◆ Aim of the exercise
Scan the entries below and extract each line with the word "Elektronen" in it.
— begin Material supplied —
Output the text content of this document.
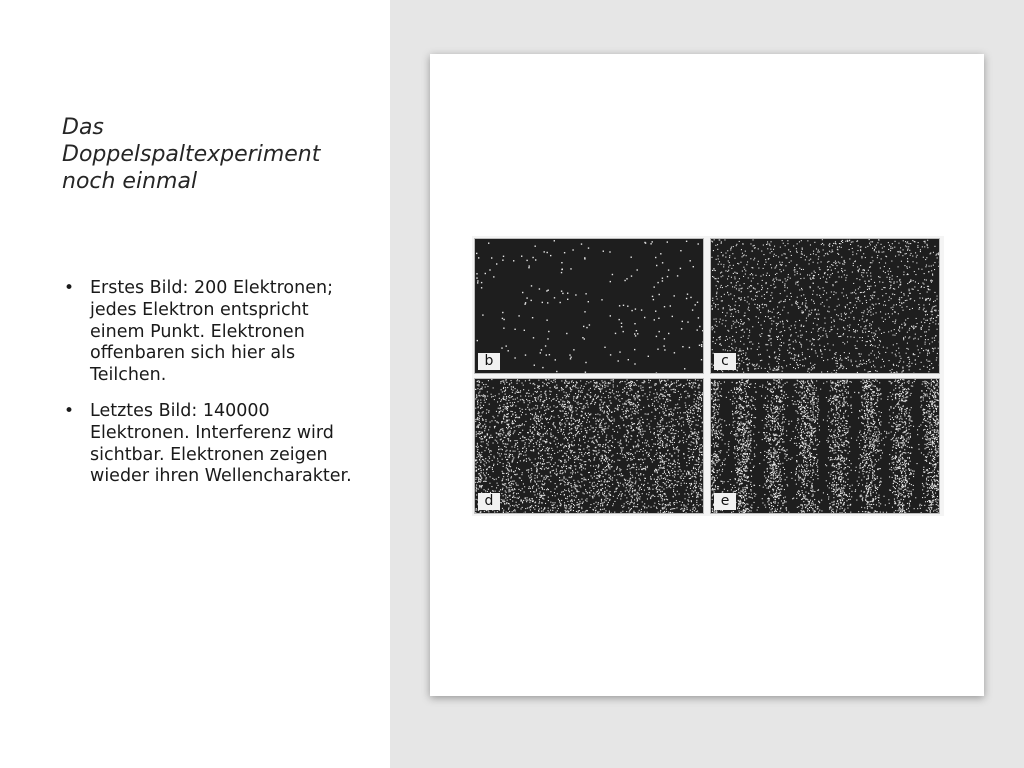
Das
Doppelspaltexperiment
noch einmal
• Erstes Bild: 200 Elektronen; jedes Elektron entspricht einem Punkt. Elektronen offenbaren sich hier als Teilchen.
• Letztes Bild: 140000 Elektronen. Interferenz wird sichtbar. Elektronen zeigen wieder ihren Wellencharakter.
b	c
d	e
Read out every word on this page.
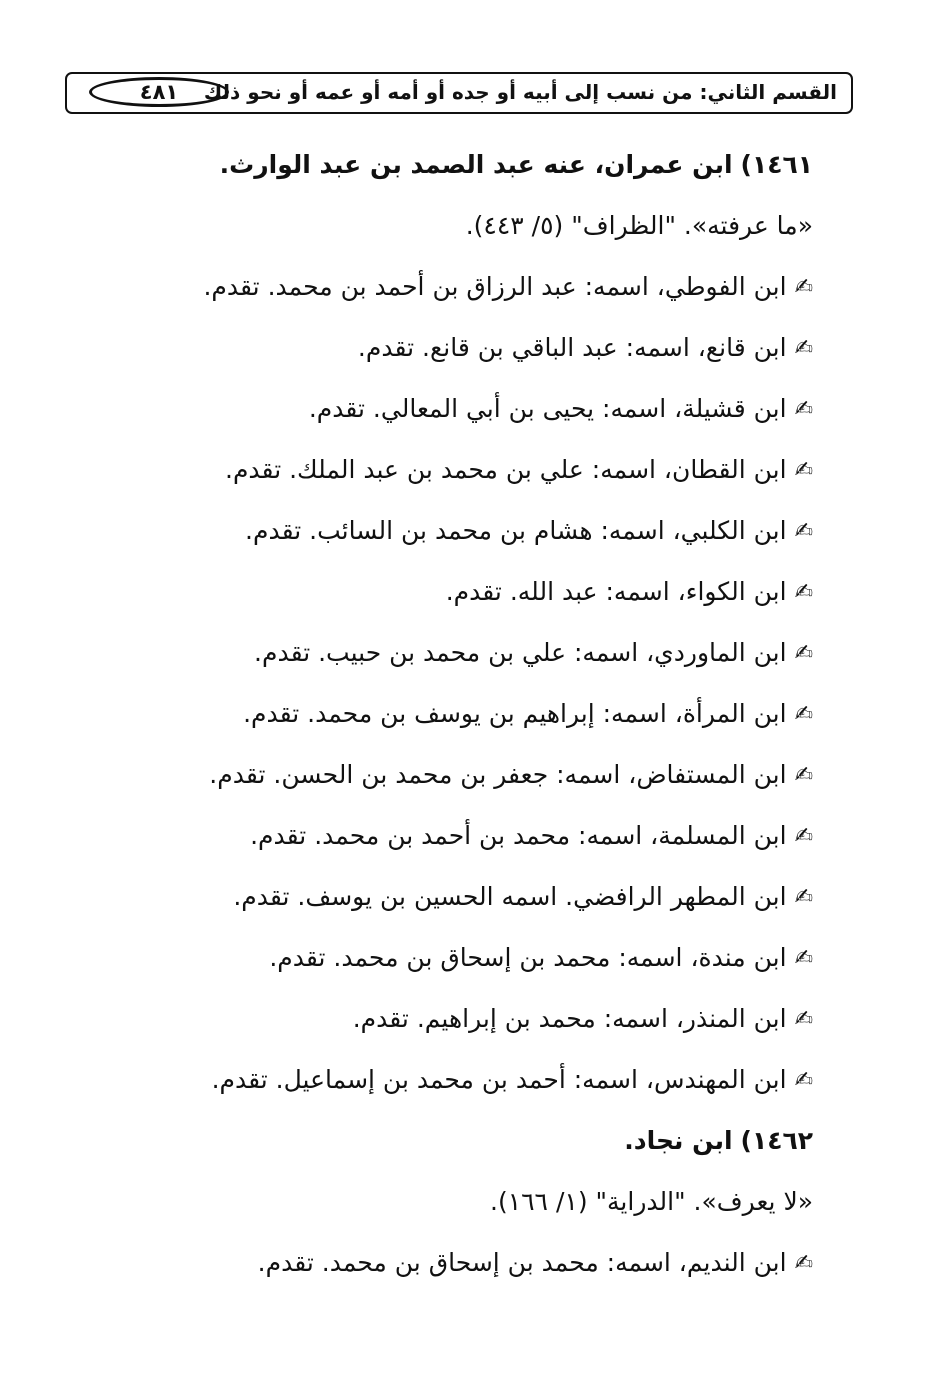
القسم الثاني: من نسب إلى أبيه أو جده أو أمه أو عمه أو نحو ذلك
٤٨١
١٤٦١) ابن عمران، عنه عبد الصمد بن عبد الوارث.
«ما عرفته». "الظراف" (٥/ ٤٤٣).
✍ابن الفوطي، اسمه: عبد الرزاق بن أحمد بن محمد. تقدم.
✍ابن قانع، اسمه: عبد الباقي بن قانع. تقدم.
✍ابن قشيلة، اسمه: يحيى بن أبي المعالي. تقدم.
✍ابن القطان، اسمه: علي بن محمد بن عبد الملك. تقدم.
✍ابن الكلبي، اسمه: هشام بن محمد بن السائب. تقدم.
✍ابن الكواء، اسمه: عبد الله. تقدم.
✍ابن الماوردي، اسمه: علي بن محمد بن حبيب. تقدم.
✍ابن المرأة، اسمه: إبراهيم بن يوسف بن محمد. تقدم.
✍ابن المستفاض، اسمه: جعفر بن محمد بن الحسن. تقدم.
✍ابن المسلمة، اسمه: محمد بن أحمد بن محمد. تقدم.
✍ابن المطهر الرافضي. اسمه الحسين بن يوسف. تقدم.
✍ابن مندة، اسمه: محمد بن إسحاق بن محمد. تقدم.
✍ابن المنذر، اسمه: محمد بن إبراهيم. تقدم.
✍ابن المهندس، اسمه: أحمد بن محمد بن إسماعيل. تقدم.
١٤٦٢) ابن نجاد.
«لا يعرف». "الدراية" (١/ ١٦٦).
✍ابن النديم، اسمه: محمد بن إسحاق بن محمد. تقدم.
— end Material supplied —
— begin Material supplied —
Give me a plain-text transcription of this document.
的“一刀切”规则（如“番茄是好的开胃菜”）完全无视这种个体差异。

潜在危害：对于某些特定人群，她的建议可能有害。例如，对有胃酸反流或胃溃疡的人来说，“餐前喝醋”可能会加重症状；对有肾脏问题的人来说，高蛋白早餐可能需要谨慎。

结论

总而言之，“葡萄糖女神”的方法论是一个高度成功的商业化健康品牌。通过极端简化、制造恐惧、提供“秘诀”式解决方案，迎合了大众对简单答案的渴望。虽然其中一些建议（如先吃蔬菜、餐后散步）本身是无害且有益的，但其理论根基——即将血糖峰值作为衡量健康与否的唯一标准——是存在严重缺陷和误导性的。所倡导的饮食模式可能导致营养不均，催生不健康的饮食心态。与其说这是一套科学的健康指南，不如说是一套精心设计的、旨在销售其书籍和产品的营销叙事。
— end Material supplied —
◆ Result below
• Erstes Bild: 200 Elektronen; jedes Elektron entspricht einem Punkt. Elektronen offenbaren sich hier als Teilchen.
• Letztes Bild: 140000 Elektronen. Interferenz wird sichtbar. Elektronen zeigen wieder ihren Wellencharakter.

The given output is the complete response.